EXCERPT start

How old is your mare, out of curiosity? I just can't get over her color even if it will likely fade with time xD


----------



## LeynaProof (Jan 3, 2013)

Haha! Yea your girl is a tad overweight. :lol: From what i can see she is a good looking horse though. My girl will be 5 in March. And yes eventually she will be white like her daddy. :/ Oh well. Haha. How tall is your girl? She looks like a good size.


----------



## Endiku (Dec 6, 2010)

No kidding! She's a blimp. I swear she gets fat off of air as well. She's our only horse on nothing more than pasture right now, and she's the biggest of all of them xD She's 15.2hh I believe. I really do hope that we can get her walk-ride sound, she's such a sweetheart and I think she'd love it. She used to be sound to ride but suddenly took a turn for the worse, so we're trying to figure out just why that happened and how to get her 'back.'

Aww, white will look beautiful on your mare as well! She's very elegant looking for sure, and she'll be a stunner on the endurance ride!


----------



## Golden Horse (Feb 20, 2010)

Love your girl, and am a great fan of the cross, I have one as well










she is 50/50, and such a MARE, but I love her anyway


----------



## MangoRoX87 (Oct 19, 2009)

Gorgeous!!! 

But with her dam being half and half, and her site being pure, that would make her 3/4, not 15/16.
_Posted via Mobile Device_


----------



## tlvmiller (Oct 13, 2011)

she is so beautiful


----------



## JaphyJaphy (Nov 15, 2012)

Beautiful girl. She's so elegant! I hope your ride goes well!


----------



## countryryder (Jan 27, 2012)

I used to have a ASB/Arab X mare as well,it's an awesome cross for endurance,I hear of more and more people using them..


----------



## existentialpony (Dec 4, 2012)

Good luck on your ride! And feel freeee to post a million other pictures of her... I think that she is stunning!

EXCERPT end

• [EXERCISE PROMPT]
Name every user whose name appears as a post heading in the horse forum thread. None of the data is needed to work with the horse forum thread.

LISTED RECORDS start

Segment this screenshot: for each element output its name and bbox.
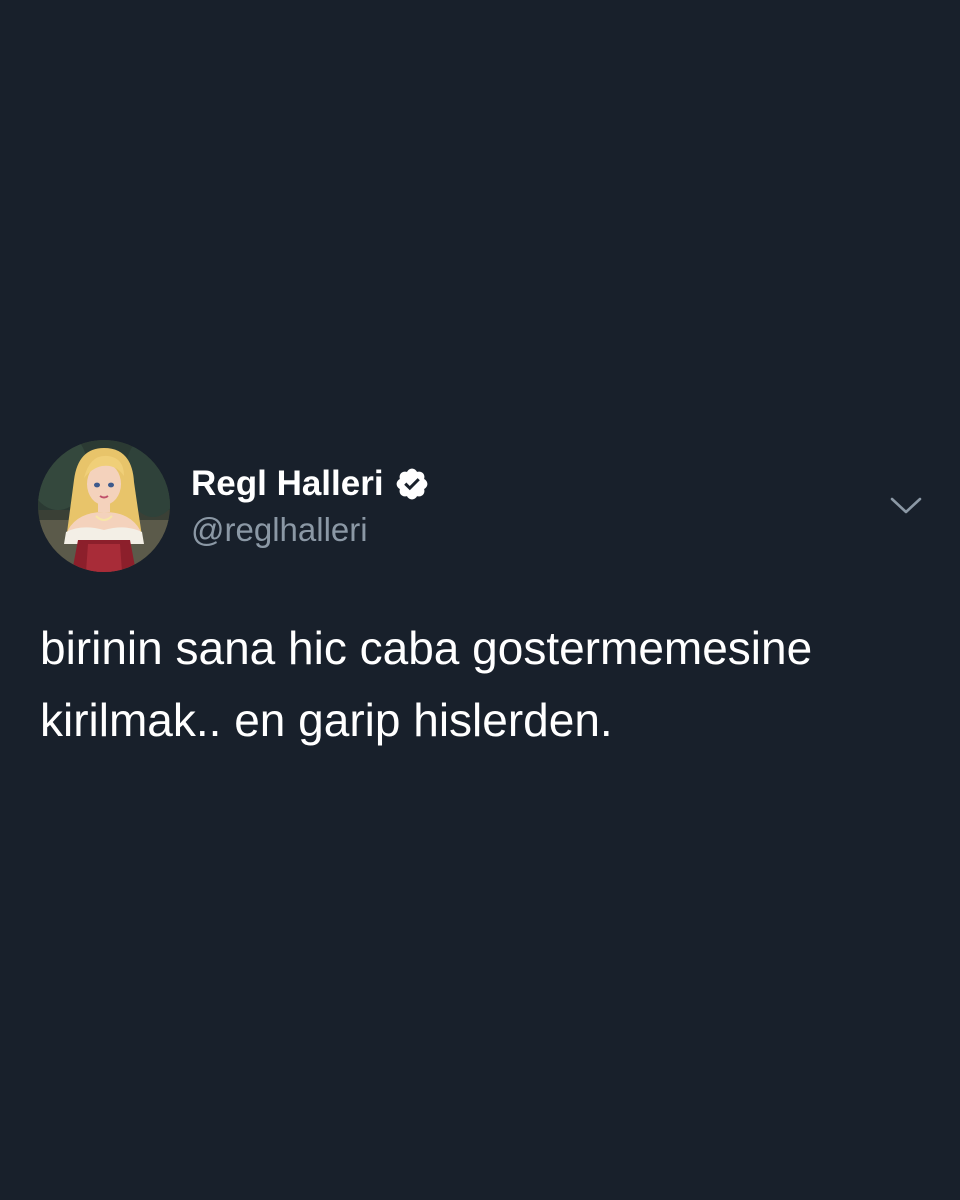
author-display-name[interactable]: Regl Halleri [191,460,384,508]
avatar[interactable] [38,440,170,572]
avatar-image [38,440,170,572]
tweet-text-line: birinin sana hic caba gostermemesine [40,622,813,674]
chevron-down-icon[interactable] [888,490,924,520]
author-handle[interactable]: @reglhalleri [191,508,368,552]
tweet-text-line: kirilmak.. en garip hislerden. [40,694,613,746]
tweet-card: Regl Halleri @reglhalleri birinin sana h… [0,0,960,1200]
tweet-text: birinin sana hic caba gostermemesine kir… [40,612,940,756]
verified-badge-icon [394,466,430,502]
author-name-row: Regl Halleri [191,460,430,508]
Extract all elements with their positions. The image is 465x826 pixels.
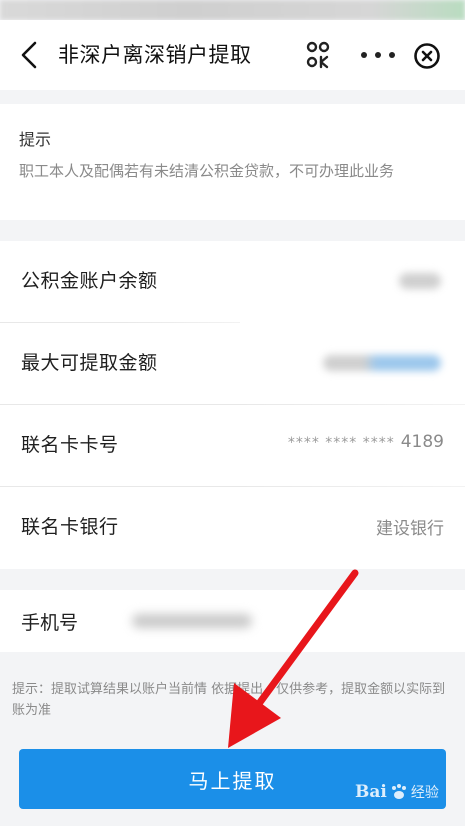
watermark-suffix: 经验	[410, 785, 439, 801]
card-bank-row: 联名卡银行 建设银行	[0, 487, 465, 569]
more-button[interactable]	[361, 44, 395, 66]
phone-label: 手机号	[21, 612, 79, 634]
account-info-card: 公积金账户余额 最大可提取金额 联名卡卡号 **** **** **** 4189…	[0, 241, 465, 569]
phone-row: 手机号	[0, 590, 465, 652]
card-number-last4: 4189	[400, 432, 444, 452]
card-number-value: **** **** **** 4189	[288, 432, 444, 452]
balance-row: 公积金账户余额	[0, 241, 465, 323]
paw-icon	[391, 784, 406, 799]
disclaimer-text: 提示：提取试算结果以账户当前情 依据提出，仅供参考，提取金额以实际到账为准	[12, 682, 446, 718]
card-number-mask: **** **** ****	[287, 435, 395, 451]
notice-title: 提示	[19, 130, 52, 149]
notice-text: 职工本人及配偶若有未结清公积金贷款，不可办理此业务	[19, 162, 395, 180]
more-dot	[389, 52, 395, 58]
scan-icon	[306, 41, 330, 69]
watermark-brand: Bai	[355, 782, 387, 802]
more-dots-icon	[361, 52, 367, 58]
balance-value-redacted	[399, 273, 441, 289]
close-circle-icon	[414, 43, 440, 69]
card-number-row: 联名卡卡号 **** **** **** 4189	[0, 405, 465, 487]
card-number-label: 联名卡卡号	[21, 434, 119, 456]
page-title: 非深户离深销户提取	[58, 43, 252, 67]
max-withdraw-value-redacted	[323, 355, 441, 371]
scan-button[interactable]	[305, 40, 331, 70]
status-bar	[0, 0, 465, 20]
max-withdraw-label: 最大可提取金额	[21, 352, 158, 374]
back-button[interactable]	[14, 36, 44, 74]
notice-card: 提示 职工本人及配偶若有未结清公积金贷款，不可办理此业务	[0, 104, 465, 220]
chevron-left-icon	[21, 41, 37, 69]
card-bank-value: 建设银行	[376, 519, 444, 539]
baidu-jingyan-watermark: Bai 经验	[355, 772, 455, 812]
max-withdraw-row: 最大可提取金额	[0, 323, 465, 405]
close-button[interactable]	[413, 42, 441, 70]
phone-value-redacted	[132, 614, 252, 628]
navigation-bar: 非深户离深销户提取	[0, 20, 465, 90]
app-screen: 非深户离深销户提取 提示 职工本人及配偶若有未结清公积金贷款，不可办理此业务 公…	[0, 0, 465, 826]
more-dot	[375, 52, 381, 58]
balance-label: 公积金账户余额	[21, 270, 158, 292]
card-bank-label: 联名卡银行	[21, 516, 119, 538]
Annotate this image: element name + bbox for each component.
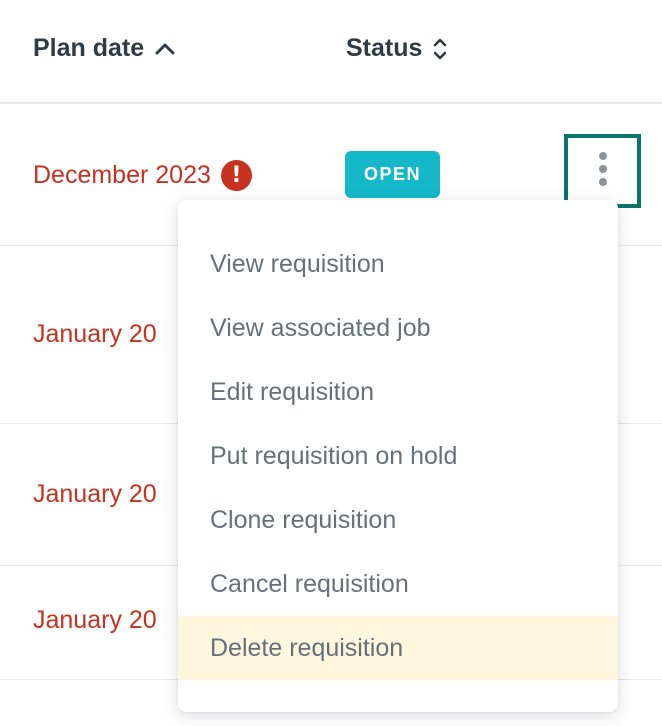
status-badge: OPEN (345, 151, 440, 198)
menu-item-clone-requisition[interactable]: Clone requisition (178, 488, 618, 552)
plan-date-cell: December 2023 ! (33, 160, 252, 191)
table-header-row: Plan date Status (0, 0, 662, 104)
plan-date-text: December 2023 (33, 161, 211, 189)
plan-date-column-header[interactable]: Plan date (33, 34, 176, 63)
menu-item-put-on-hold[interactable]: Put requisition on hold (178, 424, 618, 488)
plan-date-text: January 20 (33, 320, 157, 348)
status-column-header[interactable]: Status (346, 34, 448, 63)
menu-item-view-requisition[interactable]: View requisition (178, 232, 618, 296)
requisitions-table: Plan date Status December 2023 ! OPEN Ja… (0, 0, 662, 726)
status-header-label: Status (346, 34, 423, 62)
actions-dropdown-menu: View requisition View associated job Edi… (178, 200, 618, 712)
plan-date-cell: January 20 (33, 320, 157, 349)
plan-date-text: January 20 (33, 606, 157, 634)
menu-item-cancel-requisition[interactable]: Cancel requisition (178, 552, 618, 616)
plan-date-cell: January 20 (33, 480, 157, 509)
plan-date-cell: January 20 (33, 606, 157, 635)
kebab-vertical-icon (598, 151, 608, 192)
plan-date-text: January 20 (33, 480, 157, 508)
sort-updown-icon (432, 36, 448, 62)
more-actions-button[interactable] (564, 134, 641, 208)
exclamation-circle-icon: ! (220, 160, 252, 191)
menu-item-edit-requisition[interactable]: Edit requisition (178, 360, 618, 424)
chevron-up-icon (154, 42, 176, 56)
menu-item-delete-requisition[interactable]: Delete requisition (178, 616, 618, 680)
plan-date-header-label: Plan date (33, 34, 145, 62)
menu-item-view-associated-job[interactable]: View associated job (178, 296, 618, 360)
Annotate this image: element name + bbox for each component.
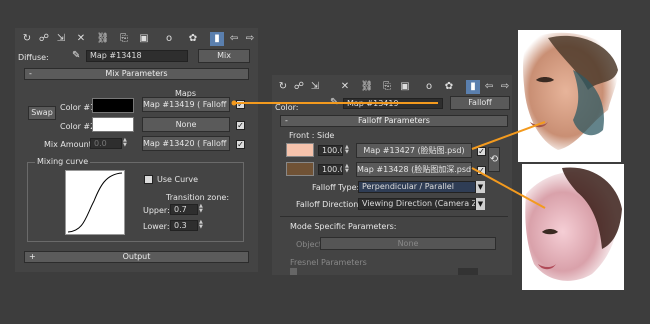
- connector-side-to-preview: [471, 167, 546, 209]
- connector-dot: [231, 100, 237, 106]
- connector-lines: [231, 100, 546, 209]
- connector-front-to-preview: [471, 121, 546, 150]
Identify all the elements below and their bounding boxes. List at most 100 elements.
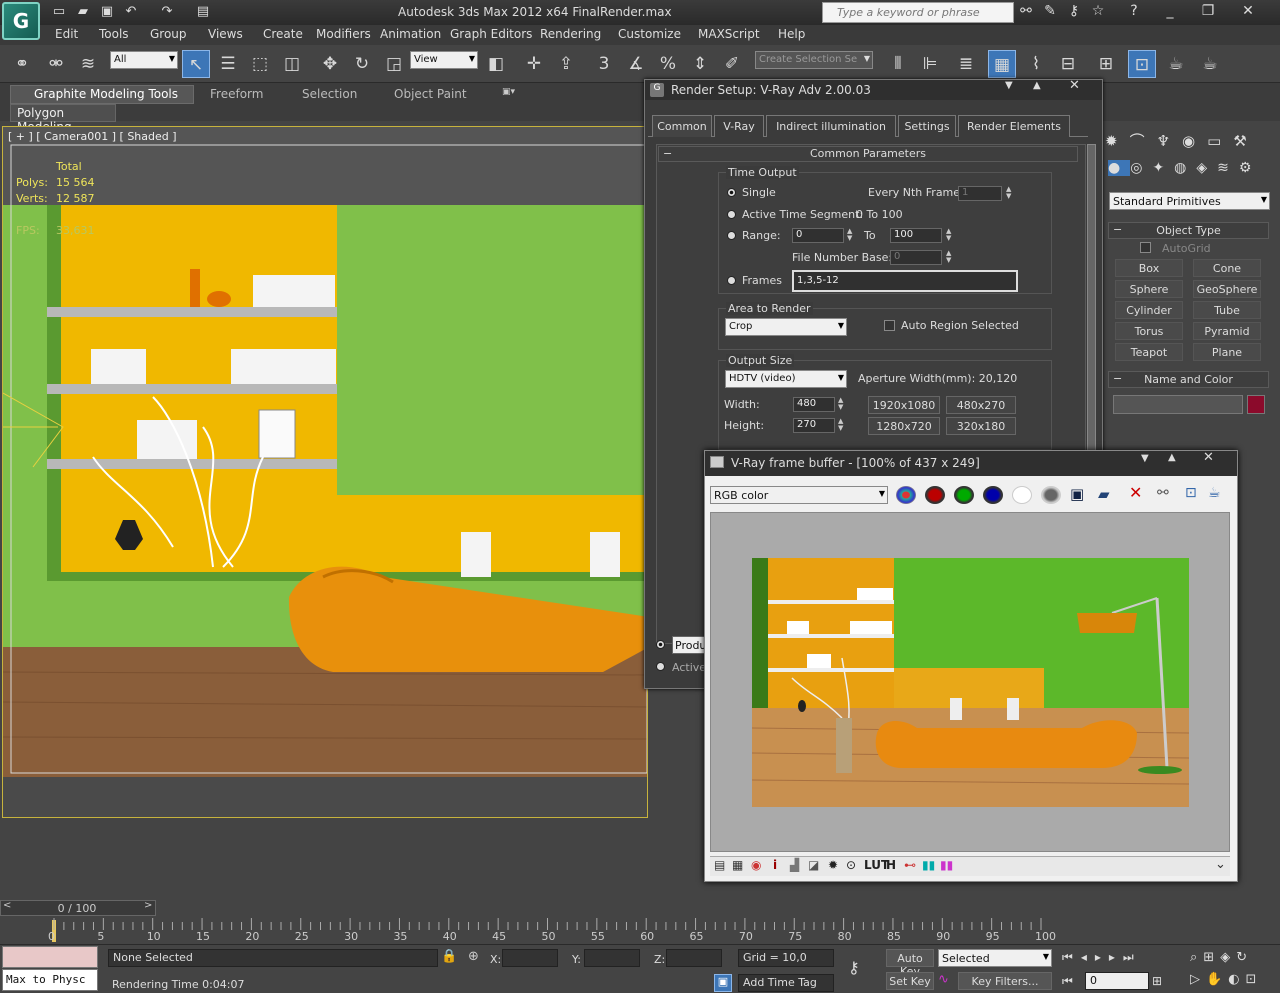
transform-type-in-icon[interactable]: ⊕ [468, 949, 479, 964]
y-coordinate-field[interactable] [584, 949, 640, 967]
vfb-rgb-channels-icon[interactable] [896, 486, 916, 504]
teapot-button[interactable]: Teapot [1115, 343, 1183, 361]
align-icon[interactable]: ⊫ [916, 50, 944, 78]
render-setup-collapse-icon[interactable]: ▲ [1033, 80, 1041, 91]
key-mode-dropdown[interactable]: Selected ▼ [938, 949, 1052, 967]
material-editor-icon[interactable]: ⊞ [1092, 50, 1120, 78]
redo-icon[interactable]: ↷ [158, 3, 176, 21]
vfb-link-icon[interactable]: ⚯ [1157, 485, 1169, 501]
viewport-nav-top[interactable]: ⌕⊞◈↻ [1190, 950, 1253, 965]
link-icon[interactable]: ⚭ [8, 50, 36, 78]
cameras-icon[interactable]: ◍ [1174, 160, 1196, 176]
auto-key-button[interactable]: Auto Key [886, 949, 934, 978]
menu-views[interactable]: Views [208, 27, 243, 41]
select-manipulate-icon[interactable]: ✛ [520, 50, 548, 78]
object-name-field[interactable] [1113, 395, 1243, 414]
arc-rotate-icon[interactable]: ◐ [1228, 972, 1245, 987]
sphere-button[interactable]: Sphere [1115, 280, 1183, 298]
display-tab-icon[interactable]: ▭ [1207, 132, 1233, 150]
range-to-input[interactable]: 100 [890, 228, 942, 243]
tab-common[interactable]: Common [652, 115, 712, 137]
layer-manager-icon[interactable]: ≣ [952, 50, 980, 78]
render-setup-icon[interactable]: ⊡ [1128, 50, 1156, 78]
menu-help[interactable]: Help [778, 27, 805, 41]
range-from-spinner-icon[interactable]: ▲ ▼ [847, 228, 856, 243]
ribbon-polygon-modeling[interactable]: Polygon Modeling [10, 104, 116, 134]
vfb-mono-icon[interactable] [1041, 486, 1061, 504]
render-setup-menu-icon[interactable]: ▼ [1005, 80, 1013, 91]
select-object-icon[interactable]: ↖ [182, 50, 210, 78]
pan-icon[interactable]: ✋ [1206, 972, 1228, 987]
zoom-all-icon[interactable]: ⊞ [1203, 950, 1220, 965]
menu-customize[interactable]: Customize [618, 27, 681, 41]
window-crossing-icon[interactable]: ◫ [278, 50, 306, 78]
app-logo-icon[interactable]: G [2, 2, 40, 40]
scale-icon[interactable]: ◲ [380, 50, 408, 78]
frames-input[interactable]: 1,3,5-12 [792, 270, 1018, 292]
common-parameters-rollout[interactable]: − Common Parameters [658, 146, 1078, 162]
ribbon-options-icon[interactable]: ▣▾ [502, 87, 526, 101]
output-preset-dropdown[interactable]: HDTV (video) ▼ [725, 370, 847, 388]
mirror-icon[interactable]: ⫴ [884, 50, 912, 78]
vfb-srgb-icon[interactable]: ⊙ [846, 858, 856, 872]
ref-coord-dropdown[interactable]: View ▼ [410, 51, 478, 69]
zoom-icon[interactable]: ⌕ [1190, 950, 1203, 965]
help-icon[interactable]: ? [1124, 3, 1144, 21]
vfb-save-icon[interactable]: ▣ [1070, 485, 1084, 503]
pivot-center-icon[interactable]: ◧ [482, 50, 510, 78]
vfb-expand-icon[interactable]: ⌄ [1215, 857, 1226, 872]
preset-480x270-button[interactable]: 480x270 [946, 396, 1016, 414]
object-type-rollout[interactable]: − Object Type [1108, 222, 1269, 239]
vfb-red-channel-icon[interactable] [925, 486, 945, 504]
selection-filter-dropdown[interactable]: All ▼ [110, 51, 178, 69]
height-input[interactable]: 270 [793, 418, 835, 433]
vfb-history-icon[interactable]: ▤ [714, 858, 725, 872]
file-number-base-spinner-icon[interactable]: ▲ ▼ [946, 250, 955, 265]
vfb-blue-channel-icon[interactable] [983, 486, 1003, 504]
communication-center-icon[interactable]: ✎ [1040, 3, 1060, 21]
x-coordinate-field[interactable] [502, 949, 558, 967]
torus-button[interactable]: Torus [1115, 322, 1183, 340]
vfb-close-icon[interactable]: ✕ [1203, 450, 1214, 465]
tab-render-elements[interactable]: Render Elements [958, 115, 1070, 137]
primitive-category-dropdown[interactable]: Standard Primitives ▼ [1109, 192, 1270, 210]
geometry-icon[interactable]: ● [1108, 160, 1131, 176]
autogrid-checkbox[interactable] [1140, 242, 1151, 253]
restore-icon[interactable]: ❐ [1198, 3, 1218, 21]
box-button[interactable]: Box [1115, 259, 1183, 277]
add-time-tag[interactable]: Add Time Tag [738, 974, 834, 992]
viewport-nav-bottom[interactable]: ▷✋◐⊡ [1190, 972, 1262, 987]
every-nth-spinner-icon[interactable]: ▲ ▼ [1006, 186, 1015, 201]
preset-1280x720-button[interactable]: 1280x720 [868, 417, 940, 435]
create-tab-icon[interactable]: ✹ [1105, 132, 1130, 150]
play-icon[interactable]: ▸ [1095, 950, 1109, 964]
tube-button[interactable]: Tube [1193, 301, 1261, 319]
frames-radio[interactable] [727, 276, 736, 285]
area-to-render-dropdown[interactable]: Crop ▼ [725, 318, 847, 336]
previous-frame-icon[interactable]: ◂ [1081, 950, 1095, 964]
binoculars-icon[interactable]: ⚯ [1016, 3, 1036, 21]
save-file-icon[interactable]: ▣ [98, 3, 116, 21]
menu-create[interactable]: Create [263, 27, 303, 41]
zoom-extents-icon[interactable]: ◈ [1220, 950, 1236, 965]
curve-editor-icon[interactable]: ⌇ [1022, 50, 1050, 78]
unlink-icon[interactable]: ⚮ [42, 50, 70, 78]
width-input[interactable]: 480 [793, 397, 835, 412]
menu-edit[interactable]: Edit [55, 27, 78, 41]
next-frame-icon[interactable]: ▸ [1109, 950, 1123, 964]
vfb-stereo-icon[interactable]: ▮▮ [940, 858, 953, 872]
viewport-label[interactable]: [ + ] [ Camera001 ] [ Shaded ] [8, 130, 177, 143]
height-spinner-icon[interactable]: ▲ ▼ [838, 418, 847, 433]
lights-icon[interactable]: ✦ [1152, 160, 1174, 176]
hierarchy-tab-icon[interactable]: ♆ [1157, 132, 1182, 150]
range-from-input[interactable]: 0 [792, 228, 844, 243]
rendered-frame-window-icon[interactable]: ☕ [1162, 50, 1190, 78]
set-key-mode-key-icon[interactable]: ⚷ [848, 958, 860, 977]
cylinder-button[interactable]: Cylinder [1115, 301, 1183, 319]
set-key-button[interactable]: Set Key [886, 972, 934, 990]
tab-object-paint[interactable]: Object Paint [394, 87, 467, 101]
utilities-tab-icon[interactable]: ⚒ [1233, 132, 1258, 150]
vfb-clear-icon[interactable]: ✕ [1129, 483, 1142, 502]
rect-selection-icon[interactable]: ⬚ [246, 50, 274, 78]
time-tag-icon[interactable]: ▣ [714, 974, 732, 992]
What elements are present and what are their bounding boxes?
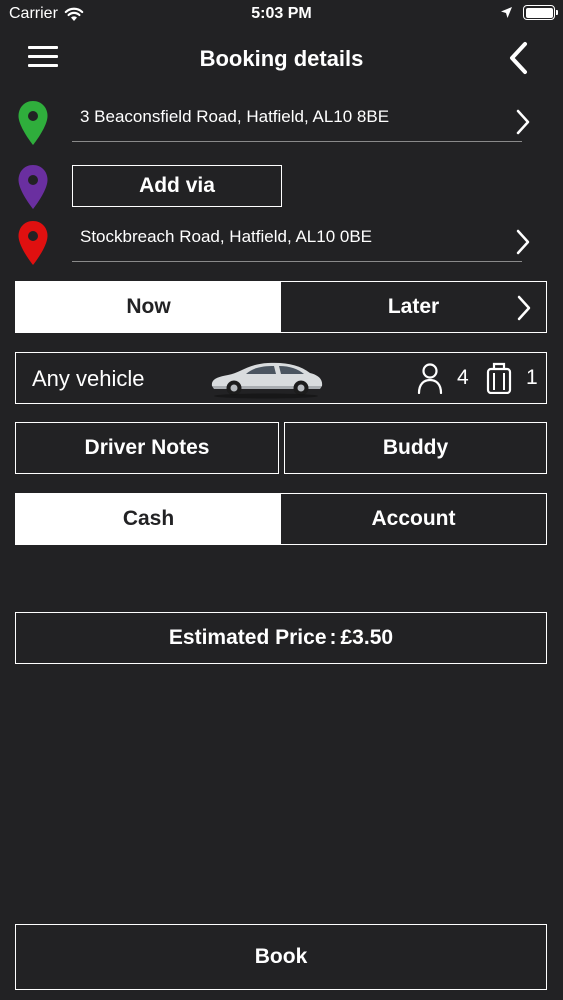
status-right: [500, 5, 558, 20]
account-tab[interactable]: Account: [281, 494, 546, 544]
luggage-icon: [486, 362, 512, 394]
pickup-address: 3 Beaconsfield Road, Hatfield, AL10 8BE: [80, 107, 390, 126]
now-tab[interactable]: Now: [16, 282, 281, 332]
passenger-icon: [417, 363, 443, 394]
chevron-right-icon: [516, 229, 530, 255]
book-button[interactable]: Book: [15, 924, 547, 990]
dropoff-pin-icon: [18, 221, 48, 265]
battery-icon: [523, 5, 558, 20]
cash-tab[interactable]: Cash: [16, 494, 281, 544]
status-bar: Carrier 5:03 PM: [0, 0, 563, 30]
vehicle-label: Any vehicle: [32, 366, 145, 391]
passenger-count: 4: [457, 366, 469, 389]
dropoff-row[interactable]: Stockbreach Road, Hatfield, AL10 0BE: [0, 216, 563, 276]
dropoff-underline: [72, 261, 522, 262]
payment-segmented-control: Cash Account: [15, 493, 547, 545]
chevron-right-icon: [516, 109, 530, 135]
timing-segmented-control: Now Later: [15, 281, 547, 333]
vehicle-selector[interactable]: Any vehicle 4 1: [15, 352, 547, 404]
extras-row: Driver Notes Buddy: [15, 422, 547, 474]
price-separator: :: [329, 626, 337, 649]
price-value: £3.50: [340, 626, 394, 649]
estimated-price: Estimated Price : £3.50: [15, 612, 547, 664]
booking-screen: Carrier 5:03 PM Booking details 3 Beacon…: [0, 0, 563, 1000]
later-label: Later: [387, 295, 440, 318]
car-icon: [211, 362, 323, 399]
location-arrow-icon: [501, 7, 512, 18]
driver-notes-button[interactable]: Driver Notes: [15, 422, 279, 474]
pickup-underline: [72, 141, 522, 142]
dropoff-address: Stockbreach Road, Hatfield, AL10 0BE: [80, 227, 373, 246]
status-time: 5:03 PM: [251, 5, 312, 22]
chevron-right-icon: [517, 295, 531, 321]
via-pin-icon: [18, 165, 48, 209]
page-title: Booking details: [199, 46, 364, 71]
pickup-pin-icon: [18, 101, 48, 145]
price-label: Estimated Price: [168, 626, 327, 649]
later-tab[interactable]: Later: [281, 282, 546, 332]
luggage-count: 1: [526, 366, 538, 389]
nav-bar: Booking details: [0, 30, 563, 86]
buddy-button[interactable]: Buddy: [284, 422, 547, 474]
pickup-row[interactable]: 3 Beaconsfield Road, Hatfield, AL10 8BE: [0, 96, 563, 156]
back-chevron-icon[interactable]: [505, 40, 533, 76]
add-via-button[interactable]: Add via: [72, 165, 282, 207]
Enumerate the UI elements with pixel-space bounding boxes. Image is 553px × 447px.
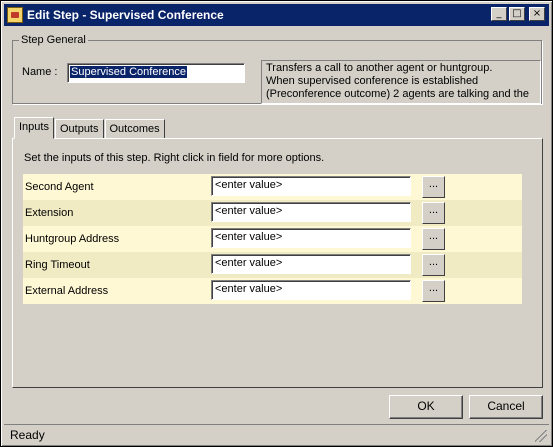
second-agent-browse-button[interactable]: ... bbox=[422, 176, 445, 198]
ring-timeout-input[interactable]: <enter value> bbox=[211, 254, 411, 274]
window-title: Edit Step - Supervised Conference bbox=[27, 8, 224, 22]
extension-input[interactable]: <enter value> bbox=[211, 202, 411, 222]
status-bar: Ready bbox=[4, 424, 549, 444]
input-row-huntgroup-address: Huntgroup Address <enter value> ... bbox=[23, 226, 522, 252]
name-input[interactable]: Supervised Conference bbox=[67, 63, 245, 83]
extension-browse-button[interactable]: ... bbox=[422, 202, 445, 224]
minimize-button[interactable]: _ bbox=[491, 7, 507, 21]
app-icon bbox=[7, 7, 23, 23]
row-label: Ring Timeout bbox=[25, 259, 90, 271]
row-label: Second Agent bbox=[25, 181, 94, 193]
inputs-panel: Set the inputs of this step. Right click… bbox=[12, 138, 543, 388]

LISTED RECORDS end

• [EXERCISE RESPONSE]
LeynaProof, Endiku, Golden Horse, MangoRoX87, tlvmiller, JaphyJaphy, countryryder, existentialpony